PROVIDED DATA start

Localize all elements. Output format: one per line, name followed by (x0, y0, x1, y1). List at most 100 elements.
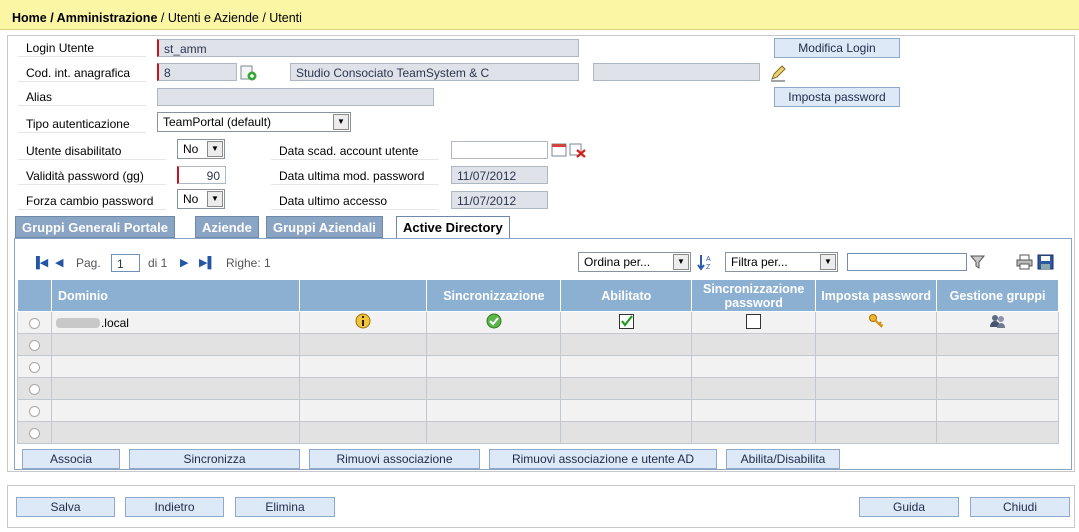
validity-label: Validità password (gg) (18, 166, 166, 185)
save-disk-icon[interactable] (1037, 254, 1054, 270)
rows-count: Righe: 1 (226, 256, 271, 270)
lastaccess-field: 11/07/2012 (451, 191, 548, 209)
remove-association-button[interactable]: Rimuovi associazione (309, 449, 480, 469)
expiry-field[interactable] (451, 141, 548, 159)
force-label: Forza cambio password (18, 191, 166, 210)
clear-date-icon[interactable] (569, 143, 587, 158)
cod-label: Cod. int. anagrafica (18, 63, 146, 82)
filter-select-value: Filtra per... (731, 255, 788, 269)
row-radio[interactable] (28, 383, 40, 395)
chevron-down-icon: ▼ (207, 141, 223, 157)
modify-login-button[interactable]: Modifica Login (774, 38, 900, 58)
breadcrumb-rest: / Utenti e Aziende / Utenti (157, 11, 302, 25)
sync-password-checkbox[interactable] (746, 313, 762, 332)
lastaccess-label: Data ultimo accesso (271, 191, 439, 210)
breadcrumb-home[interactable]: Home / Amministrazione (12, 11, 157, 25)
info-icon[interactable] (355, 313, 371, 332)
tab-gruppi-generali[interactable]: Gruppi Generali Portale (15, 216, 175, 238)
login-label: Login Utente (18, 38, 146, 57)
sort-select[interactable]: Ordina per... ▼ (578, 252, 691, 272)
chevron-down-icon: ▼ (207, 191, 223, 207)
company-field[interactable]: Studio Consociato TeamSystem & C (290, 63, 579, 81)
row-radio[interactable] (28, 427, 40, 439)
company-extra-field[interactable] (593, 63, 760, 81)
force-select-value: No (183, 192, 199, 206)
auth-select[interactable]: TeamPortal (default) ▼ (157, 112, 351, 132)
lastmod-field: 11/07/2012 (451, 166, 548, 184)
enabled-checkbox[interactable] (618, 313, 634, 332)
help-button[interactable]: Guida (859, 497, 959, 517)
calendar-icon[interactable] (551, 143, 567, 157)
sort-select-value: Ordina per... (584, 255, 651, 269)
sync-check-icon[interactable] (486, 313, 502, 332)
enabled-column-header[interactable]: Abilitato (560, 279, 693, 312)
back-button[interactable]: Indietro (125, 497, 224, 517)
domain-column-header[interactable]: Dominio (50, 279, 300, 312)
first-page-icon[interactable]: ▐◀ (32, 256, 48, 269)
row-radio[interactable] (28, 361, 40, 373)
save-button[interactable]: Salva (16, 497, 115, 517)
row-radio[interactable] (28, 317, 40, 329)
synchronize-button[interactable]: Sincronizza (129, 449, 300, 469)
validity-field[interactable]: 90 (177, 166, 226, 184)
close-button[interactable]: Chiudi (970, 497, 1070, 517)
associate-button[interactable]: Associa (22, 449, 120, 469)
group-users-icon[interactable] (989, 313, 1007, 332)
last-page-icon[interactable]: ▶▌ (199, 256, 215, 269)
table-row[interactable] (17, 399, 1059, 422)
set-password-button[interactable]: Imposta password (774, 87, 900, 107)
alias-field[interactable] (157, 88, 434, 106)
disabled-select[interactable]: No ▼ (177, 139, 225, 159)
row-radio[interactable] (28, 339, 40, 351)
tab-active-directory[interactable]: Active Directory (396, 216, 510, 239)
chevron-down-icon: ▼ (673, 254, 689, 270)
page-input[interactable]: 1 (111, 254, 140, 272)
lastmod-label: Data ultima mod. password (271, 166, 439, 185)
page-label: Pag. (76, 256, 101, 270)
table-row[interactable]: .local (17, 311, 1059, 334)
select-column-header (17, 279, 52, 312)
login-field[interactable]: st_amm (157, 39, 579, 57)
ad-table: Dominio Sincronizzazione Abilitato Sincr… (17, 279, 1059, 444)
sync-column-header[interactable]: Sincronizzazione (426, 279, 562, 312)
force-select[interactable]: No ▼ (177, 189, 225, 209)
remove-association-and-ad-user-button[interactable]: Rimuovi associazione e utente AD (489, 449, 717, 469)
next-page-icon[interactable]: ▶ (180, 256, 188, 269)
page-of: di 1 (148, 256, 168, 270)
breadcrumb: Home / Amministrazione / Utenti e Aziend… (0, 0, 1079, 30)
filter-input[interactable] (847, 253, 967, 271)
key-icon[interactable] (868, 313, 884, 332)
domain-cell: .local (100, 315, 129, 330)
info-column-header (298, 279, 428, 312)
tab-gruppi-aziendali[interactable]: Gruppi Aziendali (266, 216, 383, 238)
blurred-domain-mask (55, 318, 100, 329)
table-row[interactable] (17, 421, 1059, 444)
filter-funnel-icon[interactable] (969, 254, 988, 270)
group-management-column-header[interactable]: Gestione gruppi (936, 279, 1059, 312)
table-row[interactable] (17, 355, 1059, 378)
delete-button[interactable]: Elimina (235, 497, 335, 517)
sync-password-column-header[interactable]: Sincronizzazione password (691, 279, 817, 312)
tab-aziende[interactable]: Aziende (195, 216, 259, 238)
row-radio[interactable] (28, 405, 40, 417)
chevron-down-icon: ▼ (820, 254, 836, 270)
filter-select[interactable]: Filtra per... ▼ (725, 252, 838, 272)
svg-text:Z: Z (706, 264, 711, 271)
table-header-row: Dominio Sincronizzazione Abilitato Sincr… (17, 279, 1059, 312)
table-row[interactable] (17, 333, 1059, 356)
auth-label: Tipo autenticazione (18, 114, 146, 133)
svg-text:A: A (706, 256, 711, 263)
disabled-select-value: No (183, 142, 199, 156)
cod-field[interactable]: 8 (157, 63, 237, 81)
lookup-icon[interactable] (240, 64, 257, 81)
expiry-label: Data scad. account utente (271, 141, 439, 160)
print-icon[interactable] (1016, 254, 1033, 270)
set-password-column-header[interactable]: Imposta password (815, 279, 938, 312)
auth-select-value: TeamPortal (default) (163, 115, 272, 129)
table-row[interactable] (17, 377, 1059, 400)
enable-disable-button[interactable]: Abilita/Disabilita (726, 449, 840, 469)
alias-label: Alias (18, 87, 146, 106)
sort-order-icon[interactable]: AZ (696, 253, 714, 271)
prev-page-icon[interactable]: ◀ (55, 256, 63, 269)
edit-pencil-icon[interactable] (769, 64, 787, 82)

PROVIDED DATA end

Copy out the lines of the material verbatim, starting with the line that contains "validity-label: Validità password" and ending with the line that contains "sync-check-icon[interactable] (486, 313, 502, 332)". Include both of those lines.

▸ TASK RESPONSE
validity-label: Validità password (gg) (18, 166, 166, 185)
save-disk-icon[interactable] (1037, 254, 1054, 270)
rows-count: Righe: 1 (226, 256, 271, 270)
lastaccess-field: 11/07/2012 (451, 191, 548, 209)
remove-association-button[interactable]: Rimuovi associazione (309, 449, 480, 469)
expiry-field[interactable] (451, 141, 548, 159)
force-label: Forza cambio password (18, 191, 166, 210)
clear-date-icon[interactable] (569, 143, 587, 158)
cod-label: Cod. int. anagrafica (18, 63, 146, 82)
filter-select-value: Filtra per... (731, 255, 788, 269)
row-radio[interactable] (28, 383, 40, 395)
chevron-down-icon: ▼ (207, 141, 223, 157)
modify-login-button[interactable]: Modifica Login (774, 38, 900, 58)
breadcrumb-rest: / Utenti e Aziende / Utenti (157, 11, 302, 25)
sync-password-checkbox[interactable] (746, 313, 762, 332)
lastaccess-label: Data ultimo accesso (271, 191, 439, 210)
breadcrumb-home[interactable]: Home / Amministrazione (12, 11, 157, 25)
info-icon[interactable] (355, 313, 371, 332)
tab-gruppi-generali[interactable]: Gruppi Generali Portale (15, 216, 175, 238)
login-label: Login Utente (18, 38, 146, 57)
sort-select[interactable]: Ordina per... ▼ (578, 252, 691, 272)
chevron-down-icon: ▼ (207, 191, 223, 207)
company-field[interactable]: Studio Consociato TeamSystem & C (290, 63, 579, 81)
row-radio[interactable] (28, 427, 40, 439)
company-extra-field[interactable] (593, 63, 760, 81)
force-select-value: No (183, 192, 199, 206)
auth-select[interactable]: TeamPortal (default) ▼ (157, 112, 351, 132)
lastmod-field: 11/07/2012 (451, 166, 548, 184)
enabled-checkbox[interactable] (618, 313, 634, 332)
help-button[interactable]: Guida (859, 497, 959, 517)
calendar-icon[interactable] (551, 143, 567, 157)
sort-select-value: Ordina per... (584, 255, 651, 269)
sync-check-icon[interactable] (486, 313, 502, 332)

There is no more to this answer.